ACTION ITEM ::
Keeping pictures out of the copy, restate each record word for word.

DATA FOR PROCESSING ::
Start of Block

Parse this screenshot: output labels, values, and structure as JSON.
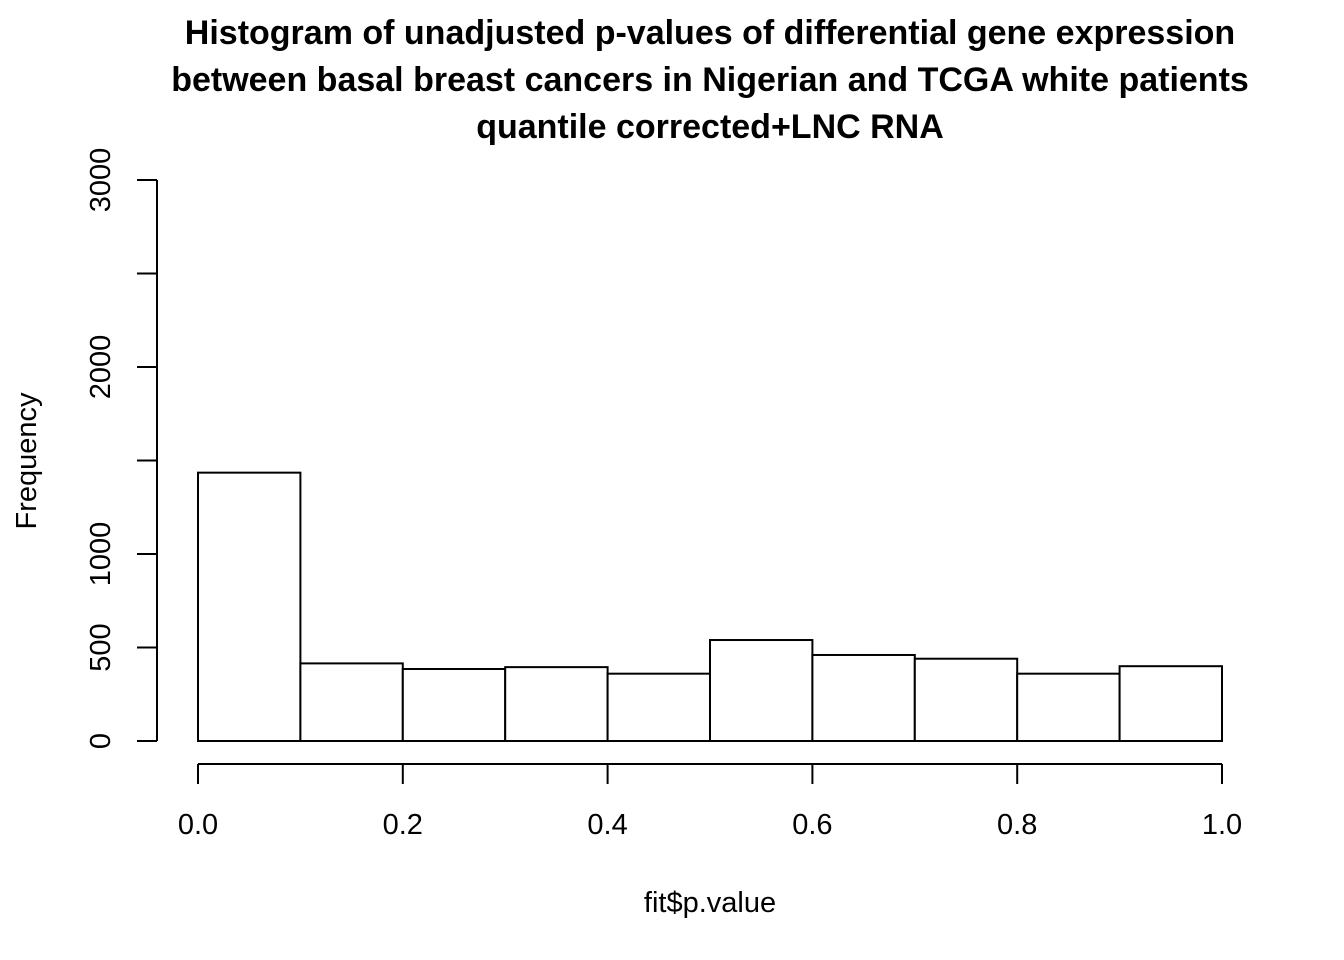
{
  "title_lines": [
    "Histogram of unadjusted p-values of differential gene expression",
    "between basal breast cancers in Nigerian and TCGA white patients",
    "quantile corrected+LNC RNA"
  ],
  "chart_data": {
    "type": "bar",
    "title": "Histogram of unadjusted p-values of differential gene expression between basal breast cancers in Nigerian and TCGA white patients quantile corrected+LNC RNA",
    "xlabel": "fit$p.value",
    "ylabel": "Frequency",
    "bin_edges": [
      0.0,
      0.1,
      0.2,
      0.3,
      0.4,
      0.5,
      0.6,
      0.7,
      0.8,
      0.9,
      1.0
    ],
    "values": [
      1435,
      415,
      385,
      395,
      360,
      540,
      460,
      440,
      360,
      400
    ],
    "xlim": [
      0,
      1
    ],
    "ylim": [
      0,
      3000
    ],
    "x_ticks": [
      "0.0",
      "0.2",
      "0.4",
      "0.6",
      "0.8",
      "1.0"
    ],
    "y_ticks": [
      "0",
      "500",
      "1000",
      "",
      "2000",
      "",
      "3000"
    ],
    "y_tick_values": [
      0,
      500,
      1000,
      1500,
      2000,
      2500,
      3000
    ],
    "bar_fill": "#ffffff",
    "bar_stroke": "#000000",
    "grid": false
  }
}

End of Block

SOLUTION FOR THIS EXERCISE ::
Parse this screenshot: output labels, values, and structure as JSON.
{
  "title_lines": [
    "Histogram of unadjusted p-values of differential gene expression",
    "between basal breast cancers in Nigerian and TCGA white patients",
    "quantile corrected+LNC RNA"
  ],
  "chart_data": {
    "type": "bar",
    "title": "Histogram of unadjusted p-values of differential gene expression between basal breast cancers in Nigerian and TCGA white patients quantile corrected+LNC RNA",
    "xlabel": "fit$p.value",
    "ylabel": "Frequency",
    "bin_edges": [
      0.0,
      0.1,
      0.2,
      0.3,
      0.4,
      0.5,
      0.6,
      0.7,
      0.8,
      0.9,
      1.0
    ],
    "values": [
      1435,
      415,
      385,
      395,
      360,
      540,
      460,
      440,
      360,
      400
    ],
    "xlim": [
      0,
      1
    ],
    "ylim": [
      0,
      3000
    ],
    "x_ticks": [
      "0.0",
      "0.2",
      "0.4",
      "0.6",
      "0.8",
      "1.0"
    ],
    "y_ticks": [
      "0",
      "500",
      "1000",
      "",
      "2000",
      "",
      "3000"
    ],
    "y_tick_values": [
      0,
      500,
      1000,
      1500,
      2000,
      2500,
      3000
    ],
    "bar_fill": "#ffffff",
    "bar_stroke": "#000000",
    "grid": false
  }
}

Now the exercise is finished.